*WORK ITEM*. Name every playwright whose career the passage about the Playwrights' Center says the center helped launch.

*TEXT SHOWN*.
- - -
Nothing about the Playwrights' Center announces its place in, or impact on, the nation's theater ecology. Its home is an unassuming former church a mile from the Mississippi River in Minneapolis' striving Seward neighborhood. Its $1.3 million budget and 10 employees are relatively paltry, even for an arts organization. Nor is there any attention-grabbing language on its website, frequently visited by its membership of 1,600 playwrights.
The 45-year-old center helped launch the careers of August Wilson, Lee Blessing and Suzan-Lori Parks. And now, without much fanfare or fuss, it has managed an even bigger impact on the theater world. In the past few years the center has gone from being a home of writers, and the innovative work they create, to being an active connector of playwrights and theaters.
How did they do that? In 2010, the center hatched a partnership program for American playhouses hungry for new works reflecting our times. Nearly 100 companies have jumped on board so far. And the program has produced dozens of original plays for stages from California to Connecticut, Florida to Washington.
- - -
Items from a dataset:
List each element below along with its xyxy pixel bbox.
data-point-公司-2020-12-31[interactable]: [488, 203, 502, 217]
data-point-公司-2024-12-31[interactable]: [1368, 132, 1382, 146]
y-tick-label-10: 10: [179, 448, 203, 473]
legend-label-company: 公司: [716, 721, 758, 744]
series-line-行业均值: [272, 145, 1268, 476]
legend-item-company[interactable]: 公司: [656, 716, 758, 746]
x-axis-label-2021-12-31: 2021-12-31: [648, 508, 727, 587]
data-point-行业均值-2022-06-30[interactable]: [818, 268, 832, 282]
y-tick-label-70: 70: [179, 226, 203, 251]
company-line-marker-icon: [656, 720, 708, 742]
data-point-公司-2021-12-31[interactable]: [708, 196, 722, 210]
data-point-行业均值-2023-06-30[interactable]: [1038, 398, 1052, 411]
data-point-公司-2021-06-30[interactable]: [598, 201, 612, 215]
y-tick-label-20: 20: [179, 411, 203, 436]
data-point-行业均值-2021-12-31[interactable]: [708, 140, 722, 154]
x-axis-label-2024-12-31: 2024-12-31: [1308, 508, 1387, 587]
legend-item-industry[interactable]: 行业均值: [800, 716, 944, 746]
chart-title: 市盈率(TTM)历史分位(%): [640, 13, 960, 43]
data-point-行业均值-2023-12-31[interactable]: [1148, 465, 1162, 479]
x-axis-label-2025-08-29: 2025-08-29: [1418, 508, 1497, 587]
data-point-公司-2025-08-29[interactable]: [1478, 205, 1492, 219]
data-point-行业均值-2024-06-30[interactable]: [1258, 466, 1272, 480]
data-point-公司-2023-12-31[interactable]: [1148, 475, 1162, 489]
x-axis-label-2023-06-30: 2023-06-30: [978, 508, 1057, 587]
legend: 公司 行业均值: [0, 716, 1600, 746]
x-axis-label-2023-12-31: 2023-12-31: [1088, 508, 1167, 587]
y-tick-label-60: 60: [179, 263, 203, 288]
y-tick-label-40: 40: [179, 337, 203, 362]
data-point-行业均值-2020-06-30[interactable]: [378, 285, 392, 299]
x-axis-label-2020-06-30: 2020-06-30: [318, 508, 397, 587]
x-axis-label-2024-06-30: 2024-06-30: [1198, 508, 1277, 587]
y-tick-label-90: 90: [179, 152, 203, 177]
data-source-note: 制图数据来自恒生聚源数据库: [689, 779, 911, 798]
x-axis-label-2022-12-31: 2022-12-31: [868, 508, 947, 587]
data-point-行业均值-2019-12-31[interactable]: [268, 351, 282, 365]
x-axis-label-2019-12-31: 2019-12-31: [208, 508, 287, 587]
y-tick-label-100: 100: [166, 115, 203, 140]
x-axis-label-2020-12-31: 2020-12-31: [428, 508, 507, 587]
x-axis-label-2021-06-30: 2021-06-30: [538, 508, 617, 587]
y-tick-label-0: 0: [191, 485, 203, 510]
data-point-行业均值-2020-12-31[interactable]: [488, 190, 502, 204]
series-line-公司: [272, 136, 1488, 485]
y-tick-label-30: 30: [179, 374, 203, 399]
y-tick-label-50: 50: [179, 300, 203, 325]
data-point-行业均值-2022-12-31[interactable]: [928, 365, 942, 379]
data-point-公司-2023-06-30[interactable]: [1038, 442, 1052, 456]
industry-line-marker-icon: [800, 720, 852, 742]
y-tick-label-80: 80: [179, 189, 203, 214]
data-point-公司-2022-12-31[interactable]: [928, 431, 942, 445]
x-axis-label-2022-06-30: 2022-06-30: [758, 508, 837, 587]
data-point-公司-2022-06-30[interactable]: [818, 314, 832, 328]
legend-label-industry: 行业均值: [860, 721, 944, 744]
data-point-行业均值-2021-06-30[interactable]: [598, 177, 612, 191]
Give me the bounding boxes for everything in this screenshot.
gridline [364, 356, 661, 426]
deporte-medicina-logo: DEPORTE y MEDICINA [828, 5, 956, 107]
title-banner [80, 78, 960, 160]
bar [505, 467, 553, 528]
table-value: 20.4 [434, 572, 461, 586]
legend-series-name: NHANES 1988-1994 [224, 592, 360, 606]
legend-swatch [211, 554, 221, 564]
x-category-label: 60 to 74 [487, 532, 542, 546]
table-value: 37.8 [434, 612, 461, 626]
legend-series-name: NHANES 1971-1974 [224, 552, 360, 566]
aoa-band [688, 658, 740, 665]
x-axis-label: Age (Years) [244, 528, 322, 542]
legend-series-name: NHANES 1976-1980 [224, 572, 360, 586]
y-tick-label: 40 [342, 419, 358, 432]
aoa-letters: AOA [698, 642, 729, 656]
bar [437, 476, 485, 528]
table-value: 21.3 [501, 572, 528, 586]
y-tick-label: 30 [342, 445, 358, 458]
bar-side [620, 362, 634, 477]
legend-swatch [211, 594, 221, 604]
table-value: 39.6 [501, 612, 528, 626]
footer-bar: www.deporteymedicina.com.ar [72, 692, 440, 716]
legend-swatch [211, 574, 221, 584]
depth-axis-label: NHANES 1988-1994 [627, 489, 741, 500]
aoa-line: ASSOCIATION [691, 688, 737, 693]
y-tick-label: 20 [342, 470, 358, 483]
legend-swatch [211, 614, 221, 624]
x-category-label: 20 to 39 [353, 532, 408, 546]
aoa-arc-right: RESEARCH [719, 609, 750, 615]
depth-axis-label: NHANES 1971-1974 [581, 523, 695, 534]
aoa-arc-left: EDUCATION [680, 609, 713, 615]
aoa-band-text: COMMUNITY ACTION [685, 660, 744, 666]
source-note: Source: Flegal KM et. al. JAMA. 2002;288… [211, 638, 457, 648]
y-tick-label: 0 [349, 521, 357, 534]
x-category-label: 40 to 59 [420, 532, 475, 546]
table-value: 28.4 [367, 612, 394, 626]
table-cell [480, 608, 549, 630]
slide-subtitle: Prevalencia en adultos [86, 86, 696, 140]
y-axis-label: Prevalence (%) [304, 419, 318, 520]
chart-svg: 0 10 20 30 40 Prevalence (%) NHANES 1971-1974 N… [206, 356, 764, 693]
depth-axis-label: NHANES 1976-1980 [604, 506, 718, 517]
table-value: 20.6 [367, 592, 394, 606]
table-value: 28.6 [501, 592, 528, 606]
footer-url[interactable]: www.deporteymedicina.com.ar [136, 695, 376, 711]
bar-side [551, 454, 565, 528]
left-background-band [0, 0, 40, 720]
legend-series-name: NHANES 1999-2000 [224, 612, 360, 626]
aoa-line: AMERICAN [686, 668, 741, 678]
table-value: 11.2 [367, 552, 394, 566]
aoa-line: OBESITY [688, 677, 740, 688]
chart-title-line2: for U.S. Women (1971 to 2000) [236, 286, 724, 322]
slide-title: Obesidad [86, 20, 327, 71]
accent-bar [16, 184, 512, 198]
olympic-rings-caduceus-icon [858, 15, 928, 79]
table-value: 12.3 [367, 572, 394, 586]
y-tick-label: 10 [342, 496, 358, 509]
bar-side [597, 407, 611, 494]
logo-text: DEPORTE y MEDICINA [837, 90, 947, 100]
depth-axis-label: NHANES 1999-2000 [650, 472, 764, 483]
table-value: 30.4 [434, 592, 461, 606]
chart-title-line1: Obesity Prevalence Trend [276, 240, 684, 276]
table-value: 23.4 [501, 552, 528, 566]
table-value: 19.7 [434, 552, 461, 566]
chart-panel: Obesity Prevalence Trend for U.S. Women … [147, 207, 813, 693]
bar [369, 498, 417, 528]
- - -
*EXERCISE SOLUTION*. August Wilson, Lee Blessing, Suzan-Lori Parks